Pohela Boishakh is the Bengali New Year, one of the most joyful and culturally rich festivals celebrated by Bengalis worldwide. Known as the Festival of New Beginnings, it marks the first day of Boishakh — the opening month of the Bengali calendar — and is observed with processions, music, traditional foods, and community gatherings across West Bengal, Tripura, Assam, Bangladesh, and wherever Bengali diaspora communities have settled.
Unlike many South Asian festivals, Pohela Boishakh is broadly secular and inclusive. It is a celebration of Bengali language, art, music, and shared cultural identity that transcends religious boundaries — observed by Hindus, Muslims, and people of all faiths within the Bengali community.
When Is Pohela Boishakh in 2026?
Pohela Boishakh falls on the first day of the Bengali month of Boishakh, determined by the solar Bengali calendar. The date differs slightly between India and Bangladesh due to different calendar systems in use.
Pohela Boishakh 2026 Dates in India
- April 15, 2026 (Wednesday) — West Bengal, Tripura, Assam (public holiday in West Bengal and Tripura)
Pohela Boishakh 2026 Date in Bangladesh
- April 14, 2026 (Tuesday) — National public holiday; Bangladesh follows its reformed Bengali calendar that permanently fixes the festival on April 14.
Sankranti Moment (IST): 9:39 AM, April 14, 2026 — the sun enters Aries (Mesha Sankranti), the astronomical trigger for the Bengali New Year in India. Since this occurs before noon on April 14, the new year is observed the following day per the traditional calendar rule.
Bengali Year: 1433 begins with Pohela Boishakh 2026.
Table of Contents
Pohela Boishakh In USA, Canada, Australia, New Zealand, UK, UAE, Singapore 2026 Dates
Pohela Boishakh on Tuesday, April 14, 2026
- Sankranti Moment on Pohela Boishakh – 12:09 AM
Pohela Boishakh on Tuesday, April 14, 2026
- Sankranti Moment on Pohela Boishakh – 12:09 AM
Pohela Boishakh on Wednesday, April 15, 2026
- Sankranti Moment on Pohela Boishakh – 02:09 PM, Apr 14
Pohela Boishakh on Wednesday, April 15, 2026
- Sankranti Moment on Pohela Boishakh – 05:09 AM, Apr 14
Pohela Boishakh on Wednesday, April 15, 2026
- Sankranti Moment on Pohela Boishakh – 08:09 AM, Apr 14
Pohela Boishakh on Wednesday, April 15, 2026
- Sankranti Moment on Pohela Boishakh – 12:09 PM, Apr 14
Why Do Pohela Boishakh Dates Change Every Year?

· · · ·

The task —
Which Bengali year begins with Pohela Boishakh 2026, according to the Pohela Boishakh page? The listing comes from a separate source and is unrelated to the Pohela Boishakh page.

Data excerpts —

· · · ·

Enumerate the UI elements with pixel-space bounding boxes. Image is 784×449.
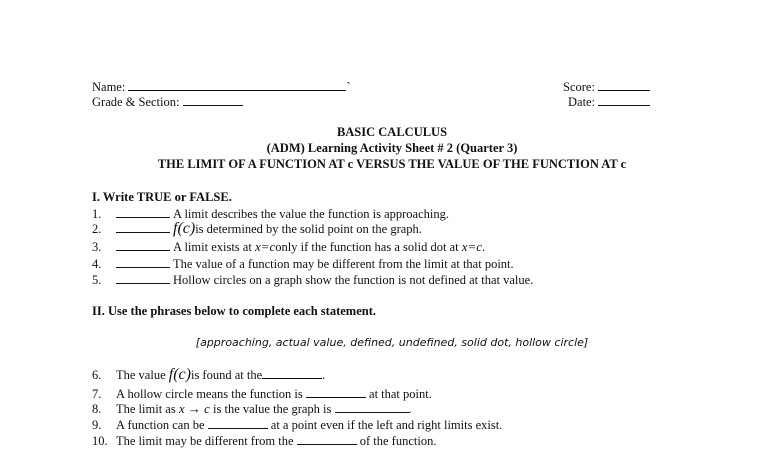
date-blank[interactable]	[598, 94, 650, 106]
item-text: .	[482, 240, 486, 254]
part2-heading: II. Use the phrases below to complete each statement.	[92, 304, 376, 318]
list-item	[92, 417, 502, 433]
item-number: 10.	[92, 434, 108, 448]
phrase-bank: [approaching, actual value, defined, undefined, solid dot, hollow circle]	[195, 336, 589, 349]
fill-blank[interactable]	[335, 401, 409, 413]
math-expression: x=c	[461, 239, 483, 254]
answer-blank[interactable]	[116, 256, 170, 268]
part1-heading: I. Write TRUE or FALSE.	[92, 190, 232, 204]
item-text: The value of a function may be different from the limit at that point.	[173, 257, 514, 271]
answer-blank[interactable]	[116, 272, 170, 284]
item-text: is found at the	[190, 368, 263, 382]
item-number: 2.	[92, 222, 102, 236]
answer-blank[interactable]	[116, 221, 170, 233]
grade-label: Grade & Section:	[92, 95, 180, 109]
math-expression: x → c	[178, 401, 210, 416]
grade-section-field	[92, 94, 243, 110]
list-item	[92, 256, 514, 272]
math-expression: f(c)	[173, 220, 196, 237]
item-text: The limit may be different from the	[116, 434, 294, 448]
item-text: The value	[116, 368, 169, 382]
item-text: A limit exists at	[173, 240, 255, 254]
fill-blank[interactable]	[262, 367, 322, 379]
math-expression: x=c	[254, 239, 276, 254]
list-item	[92, 206, 449, 222]
item-text: only if the function has a solid dot at	[275, 240, 462, 254]
item-number: 6.	[92, 368, 102, 382]
date-label: Date:	[568, 95, 596, 109]
item-text: A function can be	[116, 418, 205, 432]
list-item	[92, 433, 436, 449]
item-number: 1.	[92, 207, 102, 221]
item-number: 3.	[92, 240, 102, 254]
list-item	[92, 401, 412, 417]
grade-blank[interactable]	[183, 94, 243, 106]
score-field	[563, 79, 650, 95]
sheet-title: (ADM) Learning Activity Sheet # 2 (Quarter 3)	[266, 141, 518, 155]
item-text: of the function.	[359, 434, 437, 448]
item-text: The limit as	[116, 402, 179, 416]
item-number: 5.	[92, 273, 102, 287]
item-text: at a point even if the left and right limits exist.	[270, 418, 503, 432]
list-item	[92, 386, 432, 402]
score-blank[interactable]	[598, 79, 650, 91]
item-text: is the value the graph is	[213, 402, 332, 416]
item-text: is determined by the solid point on the graph.	[195, 222, 422, 236]
list-item	[92, 239, 485, 255]
item-text: A limit describes the value the function is approaching.	[173, 207, 449, 221]
fill-blank[interactable]	[306, 386, 366, 398]
topic-title: THE LIMIT OF A FUNCTION AT c VERSUS THE VALUE OF THE FUNCTION AT c	[157, 157, 627, 171]
item-text: .	[408, 402, 412, 416]
item-number: 4.	[92, 257, 102, 271]
fill-blank[interactable]	[297, 433, 357, 445]
item-number: 8.	[92, 402, 102, 416]
item-text: A hollow circle means the function is	[116, 387, 303, 401]
name-blank[interactable]	[128, 79, 346, 91]
list-item	[92, 367, 325, 383]
date-field	[568, 94, 650, 110]
item-number: 9.	[92, 418, 102, 432]
name-label: Name:	[92, 80, 126, 94]
answer-blank[interactable]	[116, 239, 170, 251]
list-item	[92, 221, 422, 237]
answer-blank[interactable]	[116, 206, 170, 218]
list-item	[92, 272, 533, 288]
fill-blank[interactable]	[208, 417, 268, 429]
course-title: BASIC CALCULUS	[336, 125, 448, 139]
tick-mark: `	[346, 80, 351, 94]
item-text: Hollow circles on a graph show the function is not defined at that value.	[173, 273, 534, 287]
item-text: .	[322, 368, 326, 382]
item-number: 7.	[92, 387, 102, 401]
math-expression: f(c)	[168, 366, 191, 383]
name-field	[92, 79, 351, 95]
item-text: at that point.	[369, 387, 432, 401]
score-label: Score:	[563, 80, 595, 94]
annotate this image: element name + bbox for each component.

· · · ·

Correct response —
1433